• Objective
Scan the entries and tally the lines that include the string "MORTAR". Reply with the figure alone.

*** Given records

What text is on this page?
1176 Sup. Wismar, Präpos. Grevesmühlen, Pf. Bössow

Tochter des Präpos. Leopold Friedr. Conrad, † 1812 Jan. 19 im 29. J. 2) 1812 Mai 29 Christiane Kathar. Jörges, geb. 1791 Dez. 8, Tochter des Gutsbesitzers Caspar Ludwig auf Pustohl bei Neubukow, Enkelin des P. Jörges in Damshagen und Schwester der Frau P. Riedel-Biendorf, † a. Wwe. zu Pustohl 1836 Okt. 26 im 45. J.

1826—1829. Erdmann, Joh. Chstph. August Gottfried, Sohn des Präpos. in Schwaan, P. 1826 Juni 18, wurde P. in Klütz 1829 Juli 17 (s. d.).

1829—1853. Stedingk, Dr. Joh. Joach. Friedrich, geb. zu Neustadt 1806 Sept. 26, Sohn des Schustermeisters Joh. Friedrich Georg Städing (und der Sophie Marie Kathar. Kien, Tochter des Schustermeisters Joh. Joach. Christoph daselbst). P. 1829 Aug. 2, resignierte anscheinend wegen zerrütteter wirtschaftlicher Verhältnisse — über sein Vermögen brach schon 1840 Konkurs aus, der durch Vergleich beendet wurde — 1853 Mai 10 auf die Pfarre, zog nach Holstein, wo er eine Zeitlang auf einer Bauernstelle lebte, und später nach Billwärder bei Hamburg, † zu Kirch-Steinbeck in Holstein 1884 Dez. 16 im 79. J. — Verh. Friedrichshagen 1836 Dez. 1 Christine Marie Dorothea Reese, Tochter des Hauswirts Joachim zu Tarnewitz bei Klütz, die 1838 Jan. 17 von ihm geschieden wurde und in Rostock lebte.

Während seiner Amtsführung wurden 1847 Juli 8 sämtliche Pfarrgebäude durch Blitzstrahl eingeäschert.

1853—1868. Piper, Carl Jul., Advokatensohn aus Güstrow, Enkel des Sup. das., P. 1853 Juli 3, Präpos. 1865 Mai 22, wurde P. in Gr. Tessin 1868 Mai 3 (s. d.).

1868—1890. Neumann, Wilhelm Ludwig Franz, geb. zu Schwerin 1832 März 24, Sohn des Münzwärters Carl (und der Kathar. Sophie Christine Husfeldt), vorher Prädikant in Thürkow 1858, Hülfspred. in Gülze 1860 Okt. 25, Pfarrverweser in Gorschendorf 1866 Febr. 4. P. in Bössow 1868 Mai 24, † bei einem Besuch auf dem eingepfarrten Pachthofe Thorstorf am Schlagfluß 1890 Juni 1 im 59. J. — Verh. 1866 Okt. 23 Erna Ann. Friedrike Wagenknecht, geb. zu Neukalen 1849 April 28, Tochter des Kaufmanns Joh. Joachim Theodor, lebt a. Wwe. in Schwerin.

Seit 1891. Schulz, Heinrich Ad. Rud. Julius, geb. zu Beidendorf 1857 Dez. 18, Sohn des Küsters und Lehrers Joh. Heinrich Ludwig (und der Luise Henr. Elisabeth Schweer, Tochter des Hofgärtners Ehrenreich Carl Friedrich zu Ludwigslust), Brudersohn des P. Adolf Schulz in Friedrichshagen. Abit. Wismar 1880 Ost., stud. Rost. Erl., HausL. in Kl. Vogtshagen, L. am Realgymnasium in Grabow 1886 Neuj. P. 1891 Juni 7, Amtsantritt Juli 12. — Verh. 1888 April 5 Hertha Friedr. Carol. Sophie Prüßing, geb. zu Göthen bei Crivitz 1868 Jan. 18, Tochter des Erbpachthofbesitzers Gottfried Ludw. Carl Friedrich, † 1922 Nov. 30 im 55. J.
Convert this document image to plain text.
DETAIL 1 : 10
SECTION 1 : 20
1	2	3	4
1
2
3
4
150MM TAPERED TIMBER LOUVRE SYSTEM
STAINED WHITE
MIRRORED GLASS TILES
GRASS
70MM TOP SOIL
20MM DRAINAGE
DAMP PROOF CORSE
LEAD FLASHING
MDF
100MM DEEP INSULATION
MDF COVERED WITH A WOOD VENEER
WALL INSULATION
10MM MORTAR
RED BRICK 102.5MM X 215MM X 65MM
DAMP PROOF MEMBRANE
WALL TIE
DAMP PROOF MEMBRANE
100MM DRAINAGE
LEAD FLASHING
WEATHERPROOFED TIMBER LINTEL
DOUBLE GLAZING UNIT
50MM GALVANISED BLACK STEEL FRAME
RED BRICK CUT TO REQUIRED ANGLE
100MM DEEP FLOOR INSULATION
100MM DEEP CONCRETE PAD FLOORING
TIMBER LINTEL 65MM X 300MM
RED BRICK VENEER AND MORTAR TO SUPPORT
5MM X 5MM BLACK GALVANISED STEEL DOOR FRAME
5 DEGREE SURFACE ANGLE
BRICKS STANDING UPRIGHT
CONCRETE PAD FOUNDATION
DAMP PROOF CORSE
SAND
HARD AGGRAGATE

******

• The reply
2